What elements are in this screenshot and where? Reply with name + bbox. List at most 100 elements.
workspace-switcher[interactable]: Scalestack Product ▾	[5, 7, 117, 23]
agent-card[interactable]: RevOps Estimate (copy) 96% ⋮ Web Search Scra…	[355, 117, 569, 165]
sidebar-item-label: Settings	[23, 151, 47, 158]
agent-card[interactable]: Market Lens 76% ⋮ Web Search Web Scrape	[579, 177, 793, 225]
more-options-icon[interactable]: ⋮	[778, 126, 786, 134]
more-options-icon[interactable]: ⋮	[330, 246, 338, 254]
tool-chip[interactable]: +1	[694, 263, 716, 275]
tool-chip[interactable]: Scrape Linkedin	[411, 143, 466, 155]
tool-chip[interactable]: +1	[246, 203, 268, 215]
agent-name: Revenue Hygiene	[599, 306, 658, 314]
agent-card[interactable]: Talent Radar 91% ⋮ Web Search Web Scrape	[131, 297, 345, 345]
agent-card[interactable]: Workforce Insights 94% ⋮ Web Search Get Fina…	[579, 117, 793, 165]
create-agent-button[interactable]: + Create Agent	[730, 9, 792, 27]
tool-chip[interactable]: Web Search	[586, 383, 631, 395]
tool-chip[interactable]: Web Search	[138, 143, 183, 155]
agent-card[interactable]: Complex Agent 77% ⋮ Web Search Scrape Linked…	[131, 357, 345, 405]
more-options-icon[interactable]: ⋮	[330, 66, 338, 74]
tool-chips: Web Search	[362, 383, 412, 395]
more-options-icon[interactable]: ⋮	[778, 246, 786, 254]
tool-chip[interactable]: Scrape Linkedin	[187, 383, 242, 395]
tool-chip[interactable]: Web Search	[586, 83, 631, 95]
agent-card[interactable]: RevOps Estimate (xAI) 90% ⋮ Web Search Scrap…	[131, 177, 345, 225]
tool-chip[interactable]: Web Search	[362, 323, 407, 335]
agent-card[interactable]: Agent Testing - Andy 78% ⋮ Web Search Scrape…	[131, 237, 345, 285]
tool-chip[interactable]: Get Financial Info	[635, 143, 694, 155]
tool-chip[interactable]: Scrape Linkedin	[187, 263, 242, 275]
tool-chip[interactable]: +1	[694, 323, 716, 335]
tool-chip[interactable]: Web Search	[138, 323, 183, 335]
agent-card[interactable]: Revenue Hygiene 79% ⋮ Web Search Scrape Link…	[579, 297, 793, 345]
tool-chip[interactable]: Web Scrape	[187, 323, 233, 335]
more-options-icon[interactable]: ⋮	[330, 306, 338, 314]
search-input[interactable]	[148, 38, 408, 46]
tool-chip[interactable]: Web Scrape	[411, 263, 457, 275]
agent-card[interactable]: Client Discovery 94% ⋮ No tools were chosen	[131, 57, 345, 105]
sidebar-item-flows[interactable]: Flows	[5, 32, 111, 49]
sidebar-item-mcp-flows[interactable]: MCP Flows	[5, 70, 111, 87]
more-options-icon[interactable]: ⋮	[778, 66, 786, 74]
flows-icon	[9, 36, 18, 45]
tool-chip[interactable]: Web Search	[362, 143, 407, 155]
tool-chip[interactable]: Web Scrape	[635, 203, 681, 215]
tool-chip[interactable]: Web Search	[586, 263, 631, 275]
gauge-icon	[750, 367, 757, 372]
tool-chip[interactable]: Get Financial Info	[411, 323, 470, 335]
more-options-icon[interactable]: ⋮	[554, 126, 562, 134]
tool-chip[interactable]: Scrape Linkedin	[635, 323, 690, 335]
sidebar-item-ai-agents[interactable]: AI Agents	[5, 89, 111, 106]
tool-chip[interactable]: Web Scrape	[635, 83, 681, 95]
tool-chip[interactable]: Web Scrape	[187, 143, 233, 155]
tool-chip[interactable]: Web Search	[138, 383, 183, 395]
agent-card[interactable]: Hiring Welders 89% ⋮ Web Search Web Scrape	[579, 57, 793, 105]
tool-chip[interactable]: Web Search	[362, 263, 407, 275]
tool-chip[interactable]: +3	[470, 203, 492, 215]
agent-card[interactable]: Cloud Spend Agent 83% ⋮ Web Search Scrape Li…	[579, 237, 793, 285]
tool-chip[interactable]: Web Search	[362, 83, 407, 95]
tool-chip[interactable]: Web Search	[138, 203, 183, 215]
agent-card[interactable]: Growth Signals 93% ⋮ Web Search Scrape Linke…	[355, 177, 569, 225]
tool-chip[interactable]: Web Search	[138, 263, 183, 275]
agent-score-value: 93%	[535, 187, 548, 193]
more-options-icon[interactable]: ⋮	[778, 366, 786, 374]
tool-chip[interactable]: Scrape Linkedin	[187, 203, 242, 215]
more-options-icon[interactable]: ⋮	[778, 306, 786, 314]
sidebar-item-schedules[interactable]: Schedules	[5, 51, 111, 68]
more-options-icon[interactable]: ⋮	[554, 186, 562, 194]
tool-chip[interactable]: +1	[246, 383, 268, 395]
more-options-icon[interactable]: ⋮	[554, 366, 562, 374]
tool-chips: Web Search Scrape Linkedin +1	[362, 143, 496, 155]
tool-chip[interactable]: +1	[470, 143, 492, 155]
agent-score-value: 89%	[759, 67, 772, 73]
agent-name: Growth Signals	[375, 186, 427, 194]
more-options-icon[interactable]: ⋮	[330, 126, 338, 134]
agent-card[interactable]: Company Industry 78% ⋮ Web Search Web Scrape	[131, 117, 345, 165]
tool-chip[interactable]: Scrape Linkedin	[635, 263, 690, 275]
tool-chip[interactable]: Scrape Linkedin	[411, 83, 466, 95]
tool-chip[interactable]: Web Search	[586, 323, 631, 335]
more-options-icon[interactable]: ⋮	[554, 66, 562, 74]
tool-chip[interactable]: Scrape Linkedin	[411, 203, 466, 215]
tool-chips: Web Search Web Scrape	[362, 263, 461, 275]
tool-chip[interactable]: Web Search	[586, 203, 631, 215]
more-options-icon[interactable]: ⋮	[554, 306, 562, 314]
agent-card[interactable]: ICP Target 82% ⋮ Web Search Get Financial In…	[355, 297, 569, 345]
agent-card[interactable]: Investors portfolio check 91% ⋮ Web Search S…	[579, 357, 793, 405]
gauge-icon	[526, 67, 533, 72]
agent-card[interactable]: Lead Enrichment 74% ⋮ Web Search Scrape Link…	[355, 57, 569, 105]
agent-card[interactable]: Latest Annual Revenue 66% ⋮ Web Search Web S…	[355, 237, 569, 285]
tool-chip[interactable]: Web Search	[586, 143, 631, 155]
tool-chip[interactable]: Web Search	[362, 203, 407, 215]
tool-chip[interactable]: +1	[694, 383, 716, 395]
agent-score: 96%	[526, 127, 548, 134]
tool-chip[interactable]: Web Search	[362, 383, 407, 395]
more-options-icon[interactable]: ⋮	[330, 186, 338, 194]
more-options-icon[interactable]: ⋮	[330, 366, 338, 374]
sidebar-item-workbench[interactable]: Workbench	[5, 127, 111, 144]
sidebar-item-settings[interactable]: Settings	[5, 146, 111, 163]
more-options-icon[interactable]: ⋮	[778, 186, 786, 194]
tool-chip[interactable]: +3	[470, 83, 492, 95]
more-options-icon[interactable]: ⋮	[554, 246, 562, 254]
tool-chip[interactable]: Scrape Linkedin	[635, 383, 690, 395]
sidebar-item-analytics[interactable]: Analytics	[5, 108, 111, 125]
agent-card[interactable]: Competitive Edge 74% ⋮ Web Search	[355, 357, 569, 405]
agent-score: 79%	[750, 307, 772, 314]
□ □ □ □
YOUR GOAL: Transcribe all of the data above line for line, changing nothing.

EXPECTED ANSWER:
What elements are in this screenshot and where? Reply with name + bbox. List at most 100 elements.
workspace-switcher[interactable]: Scalestack Product ▾	[5, 7, 117, 23]
agent-card[interactable]: RevOps Estimate (copy) 96% ⋮ Web Search Scra…	[355, 117, 569, 165]
sidebar-item-label: Settings	[23, 151, 47, 158]
agent-card[interactable]: Market Lens 76% ⋮ Web Search Web Scrape	[579, 177, 793, 225]
more-options-icon[interactable]: ⋮	[778, 126, 786, 134]
more-options-icon[interactable]: ⋮	[330, 246, 338, 254]
tool-chip[interactable]: +1	[694, 263, 716, 275]
tool-chip[interactable]: Scrape Linkedin	[411, 143, 466, 155]
tool-chip[interactable]: +1	[246, 203, 268, 215]
agent-name: Revenue Hygiene	[599, 306, 658, 314]
agent-card[interactable]: Talent Radar 91% ⋮ Web Search Web Scrape	[131, 297, 345, 345]
agent-card[interactable]: Workforce Insights 94% ⋮ Web Search Get Fina…	[579, 117, 793, 165]
create-agent-button[interactable]: + Create Agent	[730, 9, 792, 27]
tool-chip[interactable]: Web Search	[586, 383, 631, 395]
tool-chip[interactable]: Web Search	[138, 143, 183, 155]
agent-card[interactable]: Complex Agent 77% ⋮ Web Search Scrape Linked…	[131, 357, 345, 405]
more-options-icon[interactable]: ⋮	[330, 66, 338, 74]
tool-chips: Web Search	[362, 383, 412, 395]
more-options-icon[interactable]: ⋮	[778, 246, 786, 254]
tool-chip[interactable]: Scrape Linkedin	[187, 383, 242, 395]
tool-chip[interactable]: Web Search	[586, 83, 631, 95]
agent-card[interactable]: RevOps Estimate (xAI) 90% ⋮ Web Search Scrap…	[131, 177, 345, 225]
tool-chip[interactable]: Web Search	[362, 323, 407, 335]
agent-card[interactable]: Agent Testing - Andy 78% ⋮ Web Search Scrape…	[131, 237, 345, 285]
tool-chip[interactable]: Get Financial Info	[635, 143, 694, 155]
tool-chip[interactable]: Scrape Linkedin	[187, 263, 242, 275]
tool-chip[interactable]: +1	[694, 323, 716, 335]
tool-chip[interactable]: Web Search	[138, 323, 183, 335]
agent-card[interactable]: Revenue Hygiene 79% ⋮ Web Search Scrape Link…	[579, 297, 793, 345]
tool-chip[interactable]: Web Scrape	[187, 323, 233, 335]
more-options-icon[interactable]: ⋮	[330, 306, 338, 314]
search-input[interactable]	[148, 38, 408, 46]
tool-chip[interactable]: Web Scrape	[411, 263, 457, 275]
agent-card[interactable]: Client Discovery 94% ⋮ No tools were chosen	[131, 57, 345, 105]
sidebar-item-flows[interactable]: Flows	[5, 32, 111, 49]
sidebar-item-mcp-flows[interactable]: MCP Flows	[5, 70, 111, 87]
more-options-icon[interactable]: ⋮	[778, 66, 786, 74]
flows-icon	[9, 36, 18, 45]
tool-chip[interactable]: Web Search	[362, 143, 407, 155]
tool-chip[interactable]: Web Scrape	[635, 203, 681, 215]
tool-chip[interactable]: Web Search	[586, 263, 631, 275]
gauge-icon	[750, 367, 757, 372]
tool-chip[interactable]: Get Financial Info	[411, 323, 470, 335]
more-options-icon[interactable]: ⋮	[554, 126, 562, 134]
tool-chip[interactable]: Scrape Linkedin	[635, 323, 690, 335]
sidebar-item-ai-agents[interactable]: AI Agents	[5, 89, 111, 106]
tool-chip[interactable]: Web Scrape	[635, 83, 681, 95]
tool-chip[interactable]: Web Scrape	[187, 143, 233, 155]
tool-chip[interactable]: Web Search	[138, 383, 183, 395]
agent-card[interactable]: Hiring Welders 89% ⋮ Web Search Web Scrape	[579, 57, 793, 105]
tool-chip[interactable]: Web Search	[362, 263, 407, 275]
tool-chip[interactable]: +3	[470, 203, 492, 215]
agent-card[interactable]: Cloud Spend Agent 83% ⋮ Web Search Scrape Li…	[579, 237, 793, 285]
tool-chip[interactable]: Web Search	[362, 83, 407, 95]
tool-chip[interactable]: Web Search	[138, 203, 183, 215]
agent-card[interactable]: Growth Signals 93% ⋮ Web Search Scrape Linke…	[355, 177, 569, 225]
tool-chip[interactable]: Web Search	[138, 263, 183, 275]
agent-score-value: 93%	[535, 187, 548, 193]
more-options-icon[interactable]: ⋮	[778, 366, 786, 374]
tool-chip[interactable]: Scrape Linkedin	[187, 203, 242, 215]
more-options-icon[interactable]: ⋮	[778, 306, 786, 314]
sidebar-item-schedules[interactable]: Schedules	[5, 51, 111, 68]
more-options-icon[interactable]: ⋮	[554, 186, 562, 194]
tool-chip[interactable]: +1	[246, 383, 268, 395]
more-options-icon[interactable]: ⋮	[554, 366, 562, 374]
tool-chips: Web Search Scrape Linkedin +1	[362, 143, 496, 155]
tool-chip[interactable]: +1	[470, 143, 492, 155]
agent-score-value: 89%	[759, 67, 772, 73]
agent-name: Growth Signals	[375, 186, 427, 194]
more-options-icon[interactable]: ⋮	[330, 126, 338, 134]
agent-card[interactable]: Company Industry 78% ⋮ Web Search Web Scrape	[131, 117, 345, 165]
tool-chip[interactable]: Scrape Linkedin	[635, 263, 690, 275]
tool-chip[interactable]: Scrape Linkedin	[411, 83, 466, 95]
tool-chip[interactable]: Web Search	[586, 323, 631, 335]
more-options-icon[interactable]: ⋮	[554, 66, 562, 74]
tool-chip[interactable]: Scrape Linkedin	[411, 203, 466, 215]
tool-chips: Web Search Web Scrape	[362, 263, 461, 275]
tool-chip[interactable]: Web Search	[586, 203, 631, 215]
more-options-icon[interactable]: ⋮	[554, 306, 562, 314]
agent-card[interactable]: ICP Target 82% ⋮ Web Search Get Financial In…	[355, 297, 569, 345]
agent-card[interactable]: Investors portfolio check 91% ⋮ Web Search S…	[579, 357, 793, 405]
gauge-icon	[526, 67, 533, 72]
agent-card[interactable]: Lead Enrichment 74% ⋮ Web Search Scrape Link…	[355, 57, 569, 105]
agent-card[interactable]: Latest Annual Revenue 66% ⋮ Web Search Web S…	[355, 237, 569, 285]
tool-chip[interactable]: Web Search	[586, 143, 631, 155]
tool-chip[interactable]: Web Search	[362, 203, 407, 215]
tool-chip[interactable]: +1	[694, 383, 716, 395]
agent-score: 96%	[526, 127, 548, 134]
tool-chip[interactable]: Web Search	[362, 383, 407, 395]
more-options-icon[interactable]: ⋮	[330, 186, 338, 194]
more-options-icon[interactable]: ⋮	[330, 366, 338, 374]
sidebar-item-workbench[interactable]: Workbench	[5, 127, 111, 144]
sidebar-item-settings[interactable]: Settings	[5, 146, 111, 163]
more-options-icon[interactable]: ⋮	[778, 186, 786, 194]
tool-chip[interactable]: +3	[470, 83, 492, 95]
more-options-icon[interactable]: ⋮	[554, 246, 562, 254]
tool-chip[interactable]: Scrape Linkedin	[635, 383, 690, 395]
sidebar-item-analytics[interactable]: Analytics	[5, 108, 111, 125]
agent-card[interactable]: Competitive Edge 74% ⋮ Web Search	[355, 357, 569, 405]
agent-score: 79%	[750, 307, 772, 314]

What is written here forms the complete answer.